= Task prompt =
Starting at the line that contains "What's the underlying", copy each line through the final one exactly as written.

######

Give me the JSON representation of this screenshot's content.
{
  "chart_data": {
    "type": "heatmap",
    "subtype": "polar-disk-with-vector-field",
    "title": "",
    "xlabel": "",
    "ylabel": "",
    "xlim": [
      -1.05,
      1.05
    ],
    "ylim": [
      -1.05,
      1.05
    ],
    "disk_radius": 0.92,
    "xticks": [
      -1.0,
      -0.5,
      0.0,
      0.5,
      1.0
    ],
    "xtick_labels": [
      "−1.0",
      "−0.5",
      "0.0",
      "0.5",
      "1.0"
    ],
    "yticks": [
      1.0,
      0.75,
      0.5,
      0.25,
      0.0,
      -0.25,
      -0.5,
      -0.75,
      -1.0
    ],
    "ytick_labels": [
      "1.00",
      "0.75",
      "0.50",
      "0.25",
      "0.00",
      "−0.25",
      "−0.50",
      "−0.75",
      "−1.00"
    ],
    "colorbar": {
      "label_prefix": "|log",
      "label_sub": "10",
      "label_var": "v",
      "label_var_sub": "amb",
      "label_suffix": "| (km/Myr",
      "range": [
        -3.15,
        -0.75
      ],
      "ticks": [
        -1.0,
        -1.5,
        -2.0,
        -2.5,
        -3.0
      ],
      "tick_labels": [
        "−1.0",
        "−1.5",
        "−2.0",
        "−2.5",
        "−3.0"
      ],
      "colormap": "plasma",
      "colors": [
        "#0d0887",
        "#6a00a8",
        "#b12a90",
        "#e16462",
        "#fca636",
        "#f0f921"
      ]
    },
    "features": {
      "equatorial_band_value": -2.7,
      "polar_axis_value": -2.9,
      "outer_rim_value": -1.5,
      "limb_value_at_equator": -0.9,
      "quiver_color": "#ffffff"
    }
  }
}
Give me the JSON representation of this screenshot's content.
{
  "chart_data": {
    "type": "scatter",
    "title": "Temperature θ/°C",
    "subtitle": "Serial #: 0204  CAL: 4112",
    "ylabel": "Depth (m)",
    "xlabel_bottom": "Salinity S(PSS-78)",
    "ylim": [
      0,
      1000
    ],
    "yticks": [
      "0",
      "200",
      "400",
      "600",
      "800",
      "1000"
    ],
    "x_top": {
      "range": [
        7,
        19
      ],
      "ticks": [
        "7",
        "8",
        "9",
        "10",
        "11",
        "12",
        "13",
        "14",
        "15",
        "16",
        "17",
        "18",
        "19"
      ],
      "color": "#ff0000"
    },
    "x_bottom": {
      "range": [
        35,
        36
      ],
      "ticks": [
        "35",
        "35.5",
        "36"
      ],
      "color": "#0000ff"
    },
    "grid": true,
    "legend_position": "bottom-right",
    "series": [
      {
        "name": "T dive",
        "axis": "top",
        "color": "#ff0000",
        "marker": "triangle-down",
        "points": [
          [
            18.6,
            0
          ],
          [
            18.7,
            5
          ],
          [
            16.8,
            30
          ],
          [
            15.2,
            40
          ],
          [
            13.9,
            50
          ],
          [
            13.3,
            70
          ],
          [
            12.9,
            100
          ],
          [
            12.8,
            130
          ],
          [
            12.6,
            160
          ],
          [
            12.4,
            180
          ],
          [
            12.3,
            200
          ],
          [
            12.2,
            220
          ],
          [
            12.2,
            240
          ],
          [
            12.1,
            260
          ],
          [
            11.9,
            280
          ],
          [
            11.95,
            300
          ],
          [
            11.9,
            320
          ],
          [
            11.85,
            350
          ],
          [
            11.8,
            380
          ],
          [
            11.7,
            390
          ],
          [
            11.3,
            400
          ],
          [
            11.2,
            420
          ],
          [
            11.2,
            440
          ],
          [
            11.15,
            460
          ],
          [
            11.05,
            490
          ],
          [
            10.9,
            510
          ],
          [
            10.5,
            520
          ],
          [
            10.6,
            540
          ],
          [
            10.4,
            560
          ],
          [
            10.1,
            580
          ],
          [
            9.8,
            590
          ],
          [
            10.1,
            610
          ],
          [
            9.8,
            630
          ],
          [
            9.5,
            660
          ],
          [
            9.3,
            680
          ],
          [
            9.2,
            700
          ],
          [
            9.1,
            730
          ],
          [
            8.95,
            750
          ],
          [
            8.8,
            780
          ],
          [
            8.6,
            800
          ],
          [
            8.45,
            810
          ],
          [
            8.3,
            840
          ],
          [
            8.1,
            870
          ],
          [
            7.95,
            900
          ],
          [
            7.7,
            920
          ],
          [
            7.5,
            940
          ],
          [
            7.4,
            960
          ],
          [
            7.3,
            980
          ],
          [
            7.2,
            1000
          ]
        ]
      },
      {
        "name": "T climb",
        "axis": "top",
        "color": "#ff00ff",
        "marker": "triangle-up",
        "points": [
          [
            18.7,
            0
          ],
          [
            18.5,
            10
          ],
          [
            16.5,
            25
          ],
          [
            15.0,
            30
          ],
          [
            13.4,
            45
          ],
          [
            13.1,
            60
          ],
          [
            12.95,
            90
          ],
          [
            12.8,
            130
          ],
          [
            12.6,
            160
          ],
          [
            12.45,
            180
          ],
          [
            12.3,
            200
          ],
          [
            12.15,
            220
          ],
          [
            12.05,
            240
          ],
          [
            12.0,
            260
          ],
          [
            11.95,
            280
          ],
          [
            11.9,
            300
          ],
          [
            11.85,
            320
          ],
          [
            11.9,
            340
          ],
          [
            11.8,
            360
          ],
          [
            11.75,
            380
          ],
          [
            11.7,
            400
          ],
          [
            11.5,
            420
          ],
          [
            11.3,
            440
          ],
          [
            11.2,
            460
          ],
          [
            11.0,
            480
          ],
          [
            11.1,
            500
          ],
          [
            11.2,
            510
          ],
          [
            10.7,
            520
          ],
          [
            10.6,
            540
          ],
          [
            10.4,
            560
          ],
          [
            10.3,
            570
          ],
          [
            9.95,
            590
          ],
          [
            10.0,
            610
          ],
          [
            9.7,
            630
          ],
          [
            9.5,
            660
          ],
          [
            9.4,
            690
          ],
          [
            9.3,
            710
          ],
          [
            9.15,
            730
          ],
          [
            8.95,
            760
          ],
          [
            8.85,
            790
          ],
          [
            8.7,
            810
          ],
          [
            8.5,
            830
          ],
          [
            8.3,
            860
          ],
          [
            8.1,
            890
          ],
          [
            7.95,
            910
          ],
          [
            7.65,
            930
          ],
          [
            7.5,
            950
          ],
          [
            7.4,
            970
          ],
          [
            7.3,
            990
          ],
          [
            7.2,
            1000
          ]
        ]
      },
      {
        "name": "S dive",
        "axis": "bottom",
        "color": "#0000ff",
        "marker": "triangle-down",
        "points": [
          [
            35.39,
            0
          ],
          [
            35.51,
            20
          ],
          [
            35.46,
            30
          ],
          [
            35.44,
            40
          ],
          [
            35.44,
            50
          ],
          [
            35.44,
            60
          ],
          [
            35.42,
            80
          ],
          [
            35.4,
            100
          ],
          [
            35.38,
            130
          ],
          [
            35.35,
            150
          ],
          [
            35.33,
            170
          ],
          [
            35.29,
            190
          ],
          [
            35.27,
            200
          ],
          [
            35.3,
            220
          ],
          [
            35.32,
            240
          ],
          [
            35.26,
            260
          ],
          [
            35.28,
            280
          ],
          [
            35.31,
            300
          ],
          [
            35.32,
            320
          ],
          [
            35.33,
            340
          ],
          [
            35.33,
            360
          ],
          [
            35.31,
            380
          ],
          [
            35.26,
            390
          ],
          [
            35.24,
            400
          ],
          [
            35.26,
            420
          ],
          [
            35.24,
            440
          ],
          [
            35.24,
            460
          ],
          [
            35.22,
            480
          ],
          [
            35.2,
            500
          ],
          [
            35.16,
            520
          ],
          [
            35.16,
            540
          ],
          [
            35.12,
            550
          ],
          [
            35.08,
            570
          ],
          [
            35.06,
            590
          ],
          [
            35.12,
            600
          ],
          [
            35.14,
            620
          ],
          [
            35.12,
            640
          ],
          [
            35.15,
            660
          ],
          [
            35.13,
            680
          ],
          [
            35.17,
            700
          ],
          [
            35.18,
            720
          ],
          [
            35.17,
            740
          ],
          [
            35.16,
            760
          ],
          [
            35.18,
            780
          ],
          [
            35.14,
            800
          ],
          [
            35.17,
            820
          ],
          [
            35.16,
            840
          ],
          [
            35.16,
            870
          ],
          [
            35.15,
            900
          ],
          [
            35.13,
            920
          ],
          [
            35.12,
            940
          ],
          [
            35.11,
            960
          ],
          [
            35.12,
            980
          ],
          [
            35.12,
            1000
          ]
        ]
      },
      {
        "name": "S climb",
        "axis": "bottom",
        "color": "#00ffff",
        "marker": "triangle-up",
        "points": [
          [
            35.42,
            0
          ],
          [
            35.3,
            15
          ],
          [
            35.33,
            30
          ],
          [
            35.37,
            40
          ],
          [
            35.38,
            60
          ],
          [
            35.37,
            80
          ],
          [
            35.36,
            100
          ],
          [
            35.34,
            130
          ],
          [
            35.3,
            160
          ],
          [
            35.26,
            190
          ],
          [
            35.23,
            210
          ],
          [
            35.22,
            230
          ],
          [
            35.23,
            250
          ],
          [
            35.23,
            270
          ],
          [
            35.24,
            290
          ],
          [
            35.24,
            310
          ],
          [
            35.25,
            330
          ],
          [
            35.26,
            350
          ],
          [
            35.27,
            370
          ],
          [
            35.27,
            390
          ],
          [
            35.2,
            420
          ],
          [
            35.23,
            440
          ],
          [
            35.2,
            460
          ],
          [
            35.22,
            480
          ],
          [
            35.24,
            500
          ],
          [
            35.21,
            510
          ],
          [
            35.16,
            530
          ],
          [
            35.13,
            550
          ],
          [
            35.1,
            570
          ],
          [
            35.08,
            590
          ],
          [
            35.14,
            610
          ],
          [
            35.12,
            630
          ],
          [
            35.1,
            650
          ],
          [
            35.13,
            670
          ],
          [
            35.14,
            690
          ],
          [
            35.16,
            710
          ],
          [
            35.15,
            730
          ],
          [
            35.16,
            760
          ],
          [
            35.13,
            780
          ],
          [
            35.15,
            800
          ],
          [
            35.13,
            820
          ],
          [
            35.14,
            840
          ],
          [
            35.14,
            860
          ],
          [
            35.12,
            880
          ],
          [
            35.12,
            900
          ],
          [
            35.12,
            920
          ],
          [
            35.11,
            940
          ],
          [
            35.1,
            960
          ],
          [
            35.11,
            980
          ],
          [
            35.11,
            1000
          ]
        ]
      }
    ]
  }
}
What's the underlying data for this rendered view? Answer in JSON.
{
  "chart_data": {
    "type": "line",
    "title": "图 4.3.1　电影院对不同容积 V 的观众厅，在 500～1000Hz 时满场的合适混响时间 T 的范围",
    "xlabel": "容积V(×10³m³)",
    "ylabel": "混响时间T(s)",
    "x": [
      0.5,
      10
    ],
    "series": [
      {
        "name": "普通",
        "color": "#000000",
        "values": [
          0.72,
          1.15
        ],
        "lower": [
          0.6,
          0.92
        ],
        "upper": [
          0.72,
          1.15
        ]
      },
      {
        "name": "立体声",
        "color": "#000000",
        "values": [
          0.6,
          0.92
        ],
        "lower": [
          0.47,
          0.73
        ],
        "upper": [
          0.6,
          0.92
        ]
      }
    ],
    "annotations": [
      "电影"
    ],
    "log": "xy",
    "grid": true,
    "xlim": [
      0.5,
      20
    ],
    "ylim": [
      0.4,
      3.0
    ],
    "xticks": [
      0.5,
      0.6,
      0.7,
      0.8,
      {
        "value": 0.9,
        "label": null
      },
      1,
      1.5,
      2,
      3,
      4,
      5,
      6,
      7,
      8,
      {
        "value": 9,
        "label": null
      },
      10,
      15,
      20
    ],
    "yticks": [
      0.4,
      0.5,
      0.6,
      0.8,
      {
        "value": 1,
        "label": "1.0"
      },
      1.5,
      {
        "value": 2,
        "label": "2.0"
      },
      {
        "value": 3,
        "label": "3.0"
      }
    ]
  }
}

######

= Response to the task =
What's the underlying data for this rendered view? Answer in JSON.
{
  "chart_data": {
    "type": "line",
    "title": "图 4.3.1　电影院对不同容积 V 的观众厅，在 500～1000Hz 时满场的合适混响时间 T 的范围",
    "xlabel": "容积V(×10³m³)",
    "ylabel": "混响时间T(s)",
    "x": [
      0.5,
      10
    ],
    "series": [
      {
        "name": "普通",
        "color": "#000000",
        "values": [
          0.72,
          1.15
        ],
        "lower": [
          0.6,
          0.92
        ],
        "upper": [
          0.72,
          1.15
        ]
      },
      {
        "name": "立体声",
        "color": "#000000",
        "values": [
          0.6,
          0.92
        ],
        "lower": [
          0.47,
          0.73
        ],
        "upper": [
          0.6,
          0.92
        ]
      }
    ],
    "annotations": [
      "电影"
    ],
    "log": "xy",
    "grid": true,
    "xlim": [
      0.5,
      20
    ],
    "ylim": [
      0.4,
      3.0
    ],
    "xticks": [
      0.5,
      0.6,
      0.7,
      0.8,
      {
        "value": 0.9,
        "label": null
      },
      1,
      1.5,
      2,
      3,
      4,
      5,
      6,
      7,
      8,
      {
        "value": 9,
        "label": null
      },
      10,
      15,
      20
    ],
    "yticks": [
      0.4,
      0.5,
      0.6,
      0.8,
      {
        "value": 1,
        "label": "1.0"
      },
      1.5,
      {
        "value": 2,
        "label": "2.0"
      },
      {
        "value": 3,
        "label": "3.0"
      }
    ]
  }
}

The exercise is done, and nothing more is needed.